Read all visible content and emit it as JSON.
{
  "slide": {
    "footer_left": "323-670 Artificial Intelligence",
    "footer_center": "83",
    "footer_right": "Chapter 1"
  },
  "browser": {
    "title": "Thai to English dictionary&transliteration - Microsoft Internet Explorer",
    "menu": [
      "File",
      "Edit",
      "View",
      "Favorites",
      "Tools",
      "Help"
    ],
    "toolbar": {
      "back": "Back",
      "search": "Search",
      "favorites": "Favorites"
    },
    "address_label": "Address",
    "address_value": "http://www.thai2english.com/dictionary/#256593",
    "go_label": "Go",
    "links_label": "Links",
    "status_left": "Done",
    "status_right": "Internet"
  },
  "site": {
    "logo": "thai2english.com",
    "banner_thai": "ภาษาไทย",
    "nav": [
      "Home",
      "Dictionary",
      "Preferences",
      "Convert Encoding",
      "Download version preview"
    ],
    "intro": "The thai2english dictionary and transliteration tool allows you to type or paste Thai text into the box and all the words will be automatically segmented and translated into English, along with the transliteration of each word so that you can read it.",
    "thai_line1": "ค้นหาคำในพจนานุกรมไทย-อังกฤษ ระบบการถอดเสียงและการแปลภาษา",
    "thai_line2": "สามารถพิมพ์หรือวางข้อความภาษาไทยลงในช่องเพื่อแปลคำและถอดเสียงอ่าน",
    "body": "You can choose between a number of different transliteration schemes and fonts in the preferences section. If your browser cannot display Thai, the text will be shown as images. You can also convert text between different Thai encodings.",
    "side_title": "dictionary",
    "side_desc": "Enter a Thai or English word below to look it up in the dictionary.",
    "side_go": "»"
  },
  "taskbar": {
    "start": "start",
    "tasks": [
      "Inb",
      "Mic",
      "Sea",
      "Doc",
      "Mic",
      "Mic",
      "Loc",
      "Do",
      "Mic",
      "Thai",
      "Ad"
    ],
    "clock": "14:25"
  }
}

○ ○ ○ ○

- _Exercise instructions_:
Search the records above for the string "word". Copy every line that contains it.

- _Written response_:
    "intro": "The thai2english dictionary and transliteration tool allows you to type or paste Thai text into the box and all the words will be automatically segmented and translated into English, along with the transliteration of each word so that you can read it.",
    "side_desc": "Enter a Thai or English word below to look it up in the dictionary.",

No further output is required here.